_Written problem:_ Write out the full listing again, exactly as it stands.

_Exercise data:_
** Begin **
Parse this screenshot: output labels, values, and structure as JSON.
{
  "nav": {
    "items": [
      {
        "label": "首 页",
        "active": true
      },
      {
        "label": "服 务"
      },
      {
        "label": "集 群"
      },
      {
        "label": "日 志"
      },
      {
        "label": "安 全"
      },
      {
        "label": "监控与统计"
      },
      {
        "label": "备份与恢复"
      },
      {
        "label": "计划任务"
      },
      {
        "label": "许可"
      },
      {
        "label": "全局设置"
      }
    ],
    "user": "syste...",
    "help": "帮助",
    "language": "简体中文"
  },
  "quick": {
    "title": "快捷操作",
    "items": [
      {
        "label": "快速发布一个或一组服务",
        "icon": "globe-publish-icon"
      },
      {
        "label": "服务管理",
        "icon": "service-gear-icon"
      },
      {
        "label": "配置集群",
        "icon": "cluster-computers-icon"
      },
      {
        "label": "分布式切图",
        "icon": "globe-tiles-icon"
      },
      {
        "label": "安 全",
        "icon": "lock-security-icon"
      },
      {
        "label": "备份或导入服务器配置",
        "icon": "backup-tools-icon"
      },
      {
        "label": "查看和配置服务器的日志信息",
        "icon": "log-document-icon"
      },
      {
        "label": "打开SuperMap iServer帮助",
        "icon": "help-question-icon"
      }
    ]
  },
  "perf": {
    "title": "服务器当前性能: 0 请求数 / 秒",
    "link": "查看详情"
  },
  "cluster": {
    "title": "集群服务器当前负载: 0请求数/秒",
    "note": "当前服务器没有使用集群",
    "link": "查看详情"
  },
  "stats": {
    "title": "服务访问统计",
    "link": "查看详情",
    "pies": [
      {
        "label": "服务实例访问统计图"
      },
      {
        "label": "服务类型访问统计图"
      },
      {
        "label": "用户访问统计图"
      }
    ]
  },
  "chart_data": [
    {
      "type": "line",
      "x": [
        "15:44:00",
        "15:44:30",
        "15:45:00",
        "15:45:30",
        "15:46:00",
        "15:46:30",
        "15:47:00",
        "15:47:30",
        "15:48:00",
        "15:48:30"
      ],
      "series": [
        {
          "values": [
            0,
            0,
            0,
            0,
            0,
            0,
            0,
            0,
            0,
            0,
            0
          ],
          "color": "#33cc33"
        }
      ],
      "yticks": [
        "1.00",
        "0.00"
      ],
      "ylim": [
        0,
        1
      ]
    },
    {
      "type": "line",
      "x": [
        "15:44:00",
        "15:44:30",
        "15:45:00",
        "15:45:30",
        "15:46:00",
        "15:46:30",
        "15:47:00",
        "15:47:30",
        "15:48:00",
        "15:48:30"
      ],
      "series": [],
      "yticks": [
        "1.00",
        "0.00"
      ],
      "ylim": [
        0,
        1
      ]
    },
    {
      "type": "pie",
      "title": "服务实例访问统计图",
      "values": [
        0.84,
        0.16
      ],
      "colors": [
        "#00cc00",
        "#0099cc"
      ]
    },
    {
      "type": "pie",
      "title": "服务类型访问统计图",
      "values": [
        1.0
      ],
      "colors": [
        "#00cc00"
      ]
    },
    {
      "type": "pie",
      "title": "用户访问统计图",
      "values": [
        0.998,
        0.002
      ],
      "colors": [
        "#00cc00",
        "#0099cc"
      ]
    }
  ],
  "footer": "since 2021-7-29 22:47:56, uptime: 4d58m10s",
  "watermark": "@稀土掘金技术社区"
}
** End **
_Answer for this exercise:_
Parse this screenshot: output labels, values, and structure as JSON.
{
  "nav": {
    "items": [
      {
        "label": "首 页",
        "active": true
      },
      {
        "label": "服 务"
      },
      {
        "label": "集 群"
      },
      {
        "label": "日 志"
      },
      {
        "label": "安 全"
      },
      {
        "label": "监控与统计"
      },
      {
        "label": "备份与恢复"
      },
      {
        "label": "计划任务"
      },
      {
        "label": "许可"
      },
      {
        "label": "全局设置"
      }
    ],
    "user": "syste...",
    "help": "帮助",
    "language": "简体中文"
  },
  "quick": {
    "title": "快捷操作",
    "items": [
      {
        "label": "快速发布一个或一组服务",
        "icon": "globe-publish-icon"
      },
      {
        "label": "服务管理",
        "icon": "service-gear-icon"
      },
      {
        "label": "配置集群",
        "icon": "cluster-computers-icon"
      },
      {
        "label": "分布式切图",
        "icon": "globe-tiles-icon"
      },
      {
        "label": "安 全",
        "icon": "lock-security-icon"
      },
      {
        "label": "备份或导入服务器配置",
        "icon": "backup-tools-icon"
      },
      {
        "label": "查看和配置服务器的日志信息",
        "icon": "log-document-icon"
      },
      {
        "label": "打开SuperMap iServer帮助",
        "icon": "help-question-icon"
      }
    ]
  },
  "perf": {
    "title": "服务器当前性能: 0 请求数 / 秒",
    "link": "查看详情"
  },
  "cluster": {
    "title": "集群服务器当前负载: 0请求数/秒",
    "note": "当前服务器没有使用集群",
    "link": "查看详情"
  },
  "stats": {
    "title": "服务访问统计",
    "link": "查看详情",
    "pies": [
      {
        "label": "服务实例访问统计图"
      },
      {
        "label": "服务类型访问统计图"
      },
      {
        "label": "用户访问统计图"
      }
    ]
  },
  "chart_data": [
    {
      "type": "line",
      "x": [
        "15:44:00",
        "15:44:30",
        "15:45:00",
        "15:45:30",
        "15:46:00",
        "15:46:30",
        "15:47:00",
        "15:47:30",
        "15:48:00",
        "15:48:30"
      ],
      "series": [
        {
          "values": [
            0,
            0,
            0,
            0,
            0,
            0,
            0,
            0,
            0,
            0,
            0
          ],
          "color": "#33cc33"
        }
      ],
      "yticks": [
        "1.00",
        "0.00"
      ],
      "ylim": [
        0,
        1
      ]
    },
    {
      "type": "line",
      "x": [
        "15:44:00",
        "15:44:30",
        "15:45:00",
        "15:45:30",
        "15:46:00",
        "15:46:30",
        "15:47:00",
        "15:47:30",
        "15:48:00",
        "15:48:30"
      ],
      "series": [],
      "yticks": [
        "1.00",
        "0.00"
      ],
      "ylim": [
        0,
        1
      ]
    },
    {
      "type": "pie",
      "title": "服务实例访问统计图",
      "values": [
        0.84,
        0.16
      ],
      "colors": [
        "#00cc00",
        "#0099cc"
      ]
    },
    {
      "type": "pie",
      "title": "服务类型访问统计图",
      "values": [
        1.0
      ],
      "colors": [
        "#00cc00"
      ]
    },
    {
      "type": "pie",
      "title": "用户访问统计图",
      "values": [
        0.998,
        0.002
      ],
      "colors": [
        "#00cc00",
        "#0099cc"
      ]
    }
  ],
  "footer": "since 2021-7-29 22:47:56, uptime: 4d58m10s",
  "watermark": "@稀土掘金技术社区"
}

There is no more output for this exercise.